** BEGIN **
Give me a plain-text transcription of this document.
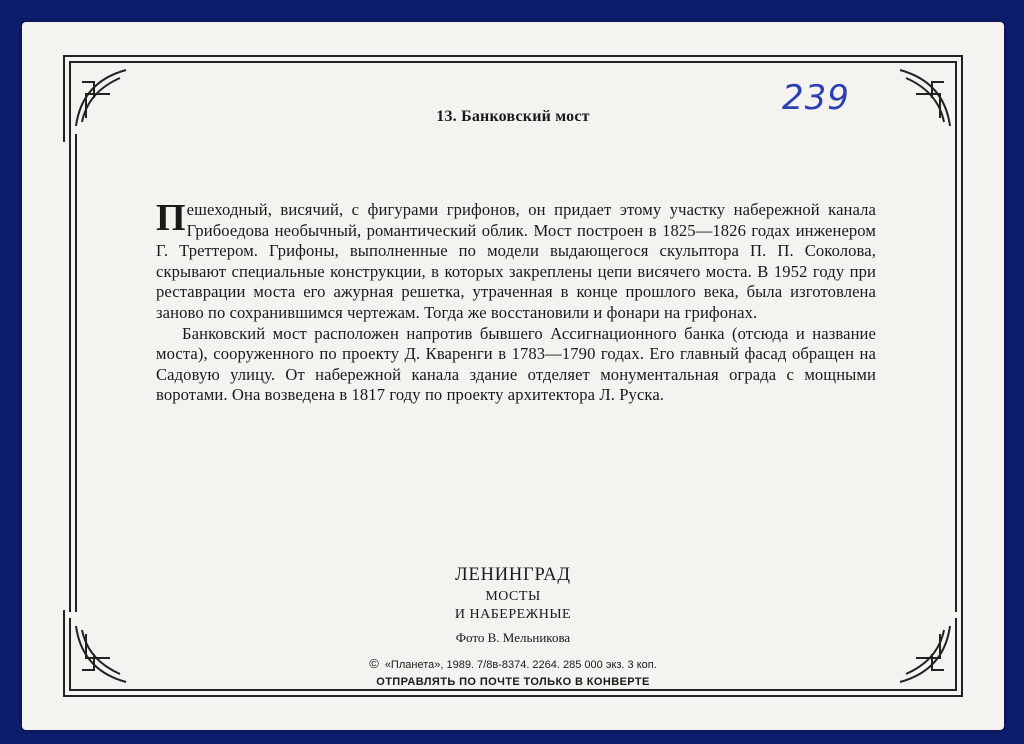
239

13. Банковский мост

Пешеходный, висячий, с фигурами грифонов, он придает этому участку набережной канала Грибоедова необычный, романтический облик. Мост построен в 1825—1826 годах инженером Г. Треттером. Грифоны, выполненные по модели выдающегося скульптора П. П. Соколова, скрывают специальные конструкции, в которых закреплены цепи висячего моста. В 1952 году при реставрации моста его ажурная решетка, утраченная в конце прошлого века, была изготовлена заново по сохранившимся чертежам. Тогда же восстановили и фонари на грифонах.

Банковский мост расположен напротив бывшего Ассигнационного банка (отсюда и название моста), сооруженного по проекту Д. Кваренги в 1783—1790 годах. Его главный фасад обращен на Садовую улицу. От набережной канала здание отделяет монументальная ограда с мощными воротами. Она возведена в 1817 году по проекту архитектора Л. Руска.

ЛЕНИНГРАД

МОСТЫ

И НАБЕРЕЖНЫЕ

Фото В. Мельникова

© «Планета», 1989. 7/8в-8374. 2264. 285 000 экз. 3 коп.

ОТПРАВЛЯТЬ ПО ПОЧТЕ ТОЛЬКО В КОНВЕРТЕ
** END **
PROBLEM TO SOLVE - Repeat the material above verbatim. Leave the pictures behind.

THE COMPLETED TASK -
Give me a plain-text transcription of this document.
239

13. Банковский мост

Пешеходный, висячий, с фигурами грифонов, он придает этому участку набережной канала Грибоедова необычный, романтический облик. Мост построен в 1825—1826 годах инженером Г. Треттером. Грифоны, выполненные по модели выдающегося скульптора П. П. Соколова, скрывают специальные конструкции, в которых закреплены цепи висячего моста. В 1952 году при реставрации моста его ажурная решетка, утраченная в конце прошлого века, была изготовлена заново по сохранившимся чертежам. Тогда же восстановили и фонари на грифонах.

Банковский мост расположен напротив бывшего Ассигнационного банка (отсюда и название моста), сооруженного по проекту Д. Кваренги в 1783—1790 годах. Его главный фасад обращен на Садовую улицу. От набережной канала здание отделяет монументальная ограда с мощными воротами. Она возведена в 1817 году по проекту архитектора Л. Руска.

ЛЕНИНГРАД

МОСТЫ

И НАБЕРЕЖНЫЕ

Фото В. Мельникова

© «Планета», 1989. 7/8в-8374. 2264. 285 000 экз. 3 коп.

ОТПРАВЛЯТЬ ПО ПОЧТЕ ТОЛЬКО В КОНВЕРТЕ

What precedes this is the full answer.